*Given entries*:

■ ■ ■ ■ ■ ■ ■

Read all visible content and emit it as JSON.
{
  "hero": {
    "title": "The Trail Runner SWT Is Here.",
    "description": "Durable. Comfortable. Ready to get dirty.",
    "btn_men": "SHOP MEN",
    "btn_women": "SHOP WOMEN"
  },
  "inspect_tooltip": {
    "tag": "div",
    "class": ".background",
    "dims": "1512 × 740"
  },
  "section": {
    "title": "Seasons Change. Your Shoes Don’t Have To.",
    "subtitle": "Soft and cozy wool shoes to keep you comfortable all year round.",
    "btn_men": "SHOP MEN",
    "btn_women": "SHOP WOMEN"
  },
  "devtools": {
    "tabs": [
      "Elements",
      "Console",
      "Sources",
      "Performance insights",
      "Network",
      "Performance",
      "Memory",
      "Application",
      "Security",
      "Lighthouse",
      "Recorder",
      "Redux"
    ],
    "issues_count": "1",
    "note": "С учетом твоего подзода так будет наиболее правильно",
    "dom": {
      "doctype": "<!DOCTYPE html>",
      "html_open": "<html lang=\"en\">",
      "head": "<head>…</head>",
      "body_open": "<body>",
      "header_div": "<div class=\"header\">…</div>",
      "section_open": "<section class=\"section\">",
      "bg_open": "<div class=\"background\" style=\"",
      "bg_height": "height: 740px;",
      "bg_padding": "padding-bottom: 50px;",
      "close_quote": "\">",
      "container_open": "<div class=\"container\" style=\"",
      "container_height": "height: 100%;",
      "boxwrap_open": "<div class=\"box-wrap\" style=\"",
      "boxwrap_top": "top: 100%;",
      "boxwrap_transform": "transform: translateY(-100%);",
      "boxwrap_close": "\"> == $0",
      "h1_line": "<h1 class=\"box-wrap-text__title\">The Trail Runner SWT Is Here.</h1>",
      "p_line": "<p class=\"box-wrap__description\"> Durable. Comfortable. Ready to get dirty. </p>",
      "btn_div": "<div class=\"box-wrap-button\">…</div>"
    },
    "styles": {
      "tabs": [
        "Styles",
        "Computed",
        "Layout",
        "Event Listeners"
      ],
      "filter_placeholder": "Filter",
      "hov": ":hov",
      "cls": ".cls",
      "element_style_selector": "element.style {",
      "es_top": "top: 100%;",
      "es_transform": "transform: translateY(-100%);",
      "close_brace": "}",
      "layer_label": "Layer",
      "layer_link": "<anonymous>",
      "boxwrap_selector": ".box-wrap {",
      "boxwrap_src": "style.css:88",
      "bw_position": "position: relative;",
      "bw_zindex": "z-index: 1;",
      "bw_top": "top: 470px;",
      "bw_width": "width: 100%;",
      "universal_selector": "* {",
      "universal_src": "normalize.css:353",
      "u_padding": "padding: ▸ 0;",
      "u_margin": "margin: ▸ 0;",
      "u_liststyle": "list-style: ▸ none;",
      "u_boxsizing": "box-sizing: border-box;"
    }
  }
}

■ ■ ■ ■ ■ ■ ■

All of the entries need to be reproduced exactly; please write them out.

*Finished answer*:
Read all visible content and emit it as JSON.
{
  "hero": {
    "title": "The Trail Runner SWT Is Here.",
    "description": "Durable. Comfortable. Ready to get dirty.",
    "btn_men": "SHOP MEN",
    "btn_women": "SHOP WOMEN"
  },
  "inspect_tooltip": {
    "tag": "div",
    "class": ".background",
    "dims": "1512 × 740"
  },
  "section": {
    "title": "Seasons Change. Your Shoes Don’t Have To.",
    "subtitle": "Soft and cozy wool shoes to keep you comfortable all year round.",
    "btn_men": "SHOP MEN",
    "btn_women": "SHOP WOMEN"
  },
  "devtools": {
    "tabs": [
      "Elements",
      "Console",
      "Sources",
      "Performance insights",
      "Network",
      "Performance",
      "Memory",
      "Application",
      "Security",
      "Lighthouse",
      "Recorder",
      "Redux"
    ],
    "issues_count": "1",
    "note": "С учетом твоего подзода так будет наиболее правильно",
    "dom": {
      "doctype": "<!DOCTYPE html>",
      "html_open": "<html lang=\"en\">",
      "head": "<head>…</head>",
      "body_open": "<body>",
      "header_div": "<div class=\"header\">…</div>",
      "section_open": "<section class=\"section\">",
      "bg_open": "<div class=\"background\" style=\"",
      "bg_height": "height: 740px;",
      "bg_padding": "padding-bottom: 50px;",
      "close_quote": "\">",
      "container_open": "<div class=\"container\" style=\"",
      "container_height": "height: 100%;",
      "boxwrap_open": "<div class=\"box-wrap\" style=\"",
      "boxwrap_top": "top: 100%;",
      "boxwrap_transform": "transform: translateY(-100%);",
      "boxwrap_close": "\"> == $0",
      "h1_line": "<h1 class=\"box-wrap-text__title\">The Trail Runner SWT Is Here.</h1>",
      "p_line": "<p class=\"box-wrap__description\"> Durable. Comfortable. Ready to get dirty. </p>",
      "btn_div": "<div class=\"box-wrap-button\">…</div>"
    },
    "styles": {
      "tabs": [
        "Styles",
        "Computed",
        "Layout",
        "Event Listeners"
      ],
      "filter_placeholder": "Filter",
      "hov": ":hov",
      "cls": ".cls",
      "element_style_selector": "element.style {",
      "es_top": "top: 100%;",
      "es_transform": "transform: translateY(-100%);",
      "close_brace": "}",
      "layer_label": "Layer",
      "layer_link": "<anonymous>",
      "boxwrap_selector": ".box-wrap {",
      "boxwrap_src": "style.css:88",
      "bw_position": "position: relative;",
      "bw_zindex": "z-index: 1;",
      "bw_top": "top: 470px;",
      "bw_width": "width: 100%;",
      "universal_selector": "* {",
      "universal_src": "normalize.css:353",
      "u_padding": "padding: ▸ 0;",
      "u_margin": "margin: ▸ 0;",
      "u_liststyle": "list-style: ▸ none;",
      "u_boxsizing": "box-sizing: border-box;"
    }
  }
}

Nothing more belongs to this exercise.